List all lines of the data containing the word "MAINTENANCE".

------ Data for the task

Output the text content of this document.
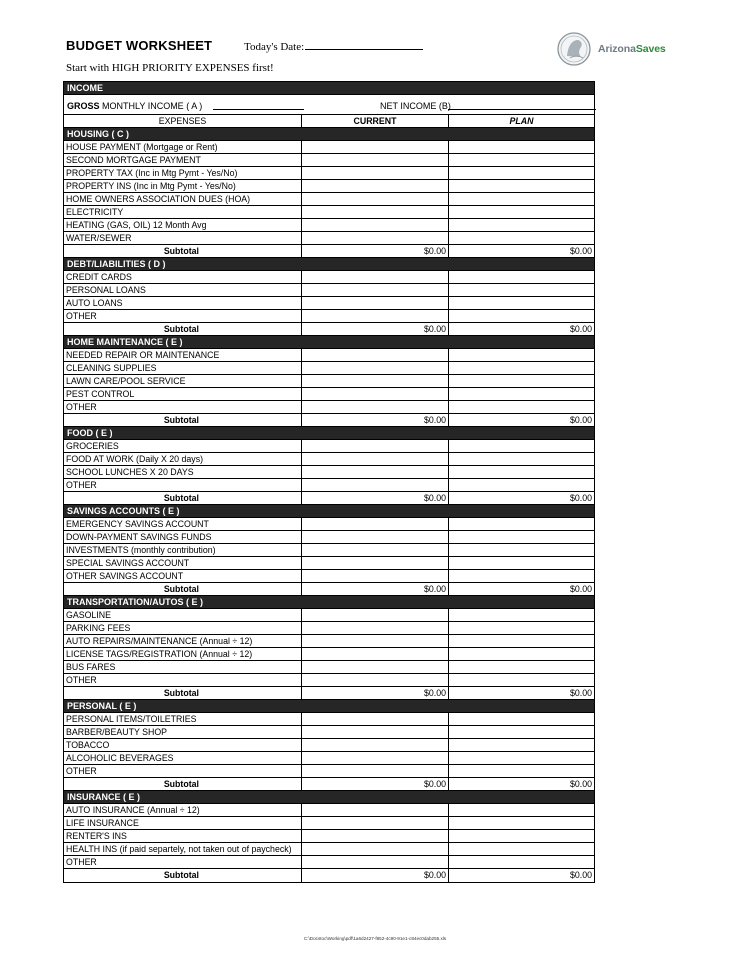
BUDGET WORKSHEET	Today's Date:
Start with HIGH PRIORITY EXPENSES first!
ArizonaSaves
INCOME
GROSS MONTHLY INCOME ( A )	NET INCOME (B)
EXPENSES	CURRENT	PLAN
HOUSING ( C )
HOUSE PAYMENT (Mortgage or Rent)
SECOND MORTGAGE PAYMENT
PROPERTY TAX (Inc in Mtg Pymt - Yes/No)
PROPERTY INS (Inc in Mtg Pymt - Yes/No)
HOME OWNERS ASSOCIATION DUES (HOA)
ELECTRICITY
HEATING (GAS, OIL) 12 Month Avg
WATER/SEWER
Subtotal	$0.00	$0.00
DEBT/LIABILITIES ( D )
CREDIT CARDS
PERSONAL LOANS
AUTO LOANS
OTHER
Subtotal	$0.00	$0.00
HOME MAINTENANCE ( E )
NEEDED REPAIR OR MAINTENANCE
CLEANING SUPPLIES
LAWN CARE/POOL SERVICE
PEST CONTROL
OTHER
Subtotal	$0.00	$0.00
FOOD ( E )
GROCERIES
FOOD AT WORK (Daily X 20 days)
SCHOOL LUNCHES X 20 DAYS
OTHER
Subtotal	$0.00	$0.00
SAVINGS ACCOUNTS ( E )
EMERGENCY SAVINGS ACCOUNT
DOWN-PAYMENT SAVINGS FUNDS
INVESTMENTS (monthly contribution)
SPECIAL SAVINGS ACCOUNT
OTHER SAVINGS ACCOUNT
Subtotal	$0.00	$0.00
TRANSPORTATION/AUTOS ( E )
GASOLINE
PARKING FEES
AUTO REPAIRS/MAINTENANCE (Annual ÷ 12)
LICENSE TAGS/REGISTRATION (Annual ÷ 12)
BUS FARES
OTHER
Subtotal	$0.00	$0.00
PERSONAL ( E )
PERSONAL ITEMS/TOILETRIES
BARBER/BEAUTY SHOP
TOBACCO
ALCOHOLIC BEVERAGES
OTHER
Subtotal	$0.00	$0.00
INSURANCE ( E )
AUTO INSURANCE (Annual ÷ 12)
LIFE INSURANCE
RENTER'S INS
HEALTH INS (if paid separtely, not taken out of paycheck)
OTHER
Subtotal	$0.00	$0.00
C:\Docstoc\Working\pdf\1a6d2427-f852-4c90-91e1-c84ec0dab255.xls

------------

### Task result
HOME MAINTENANCE ( E )
NEEDED REPAIR OR MAINTENANCE
AUTO REPAIRS/MAINTENANCE (Annual ÷ 12)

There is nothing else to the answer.